Collected data entries
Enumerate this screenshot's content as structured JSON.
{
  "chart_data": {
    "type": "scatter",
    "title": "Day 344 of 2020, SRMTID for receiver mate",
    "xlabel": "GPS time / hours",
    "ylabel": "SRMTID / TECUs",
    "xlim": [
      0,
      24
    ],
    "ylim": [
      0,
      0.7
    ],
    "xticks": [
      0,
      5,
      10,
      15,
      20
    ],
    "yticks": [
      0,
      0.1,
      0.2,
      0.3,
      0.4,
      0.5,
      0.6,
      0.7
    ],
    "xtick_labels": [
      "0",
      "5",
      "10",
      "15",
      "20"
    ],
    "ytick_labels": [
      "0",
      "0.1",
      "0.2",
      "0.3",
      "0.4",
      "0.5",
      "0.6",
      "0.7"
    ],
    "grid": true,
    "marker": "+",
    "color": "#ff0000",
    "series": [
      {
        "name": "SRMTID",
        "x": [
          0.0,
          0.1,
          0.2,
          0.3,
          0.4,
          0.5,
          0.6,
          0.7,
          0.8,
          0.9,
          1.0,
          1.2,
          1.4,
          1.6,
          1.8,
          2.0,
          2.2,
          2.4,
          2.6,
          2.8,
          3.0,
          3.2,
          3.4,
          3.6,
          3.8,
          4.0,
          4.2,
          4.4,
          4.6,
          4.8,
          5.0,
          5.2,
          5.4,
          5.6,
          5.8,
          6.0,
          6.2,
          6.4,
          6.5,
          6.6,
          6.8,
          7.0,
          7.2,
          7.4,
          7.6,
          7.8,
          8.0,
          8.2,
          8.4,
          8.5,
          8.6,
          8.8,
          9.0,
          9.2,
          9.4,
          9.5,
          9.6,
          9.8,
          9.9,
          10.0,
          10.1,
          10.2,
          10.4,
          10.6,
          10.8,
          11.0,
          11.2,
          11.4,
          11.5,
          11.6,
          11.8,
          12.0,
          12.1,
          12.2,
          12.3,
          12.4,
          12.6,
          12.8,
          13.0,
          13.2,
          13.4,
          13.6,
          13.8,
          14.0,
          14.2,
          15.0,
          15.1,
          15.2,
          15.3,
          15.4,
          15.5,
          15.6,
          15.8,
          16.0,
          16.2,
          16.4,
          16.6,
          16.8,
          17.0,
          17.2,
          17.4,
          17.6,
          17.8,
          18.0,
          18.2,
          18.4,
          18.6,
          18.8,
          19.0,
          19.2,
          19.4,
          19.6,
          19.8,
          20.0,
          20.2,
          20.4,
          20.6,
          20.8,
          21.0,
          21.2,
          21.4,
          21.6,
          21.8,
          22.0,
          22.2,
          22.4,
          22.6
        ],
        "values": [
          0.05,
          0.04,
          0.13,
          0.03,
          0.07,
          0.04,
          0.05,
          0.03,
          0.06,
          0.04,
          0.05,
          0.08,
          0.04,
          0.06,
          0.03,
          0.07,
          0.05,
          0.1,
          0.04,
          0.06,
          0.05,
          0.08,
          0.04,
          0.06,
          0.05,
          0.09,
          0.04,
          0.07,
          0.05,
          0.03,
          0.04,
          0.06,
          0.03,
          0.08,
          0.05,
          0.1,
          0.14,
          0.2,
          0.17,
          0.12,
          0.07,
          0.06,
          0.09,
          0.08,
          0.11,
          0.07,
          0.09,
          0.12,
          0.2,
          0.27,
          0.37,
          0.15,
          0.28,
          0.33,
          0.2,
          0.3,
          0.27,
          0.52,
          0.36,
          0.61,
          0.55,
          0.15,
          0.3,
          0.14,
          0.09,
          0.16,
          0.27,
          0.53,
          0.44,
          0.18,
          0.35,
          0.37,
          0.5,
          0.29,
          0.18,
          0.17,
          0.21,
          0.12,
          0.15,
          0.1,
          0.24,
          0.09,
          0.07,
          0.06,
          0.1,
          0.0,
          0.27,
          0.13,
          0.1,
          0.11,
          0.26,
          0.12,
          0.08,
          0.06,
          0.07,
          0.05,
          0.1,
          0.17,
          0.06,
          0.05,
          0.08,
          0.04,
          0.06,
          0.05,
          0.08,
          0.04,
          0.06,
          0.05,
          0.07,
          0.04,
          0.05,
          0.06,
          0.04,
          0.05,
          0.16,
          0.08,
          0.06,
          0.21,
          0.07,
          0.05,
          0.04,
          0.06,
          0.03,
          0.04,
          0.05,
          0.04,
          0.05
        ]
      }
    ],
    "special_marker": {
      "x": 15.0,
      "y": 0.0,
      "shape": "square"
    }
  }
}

- To do -
From the material above, copy each line that includes the word "SRMTID".

- Task result -
    "title": "Day 344 of 2020, SRMTID for receiver mate",
    "ylabel": "SRMTID / TECUs",
        "name": "SRMTID",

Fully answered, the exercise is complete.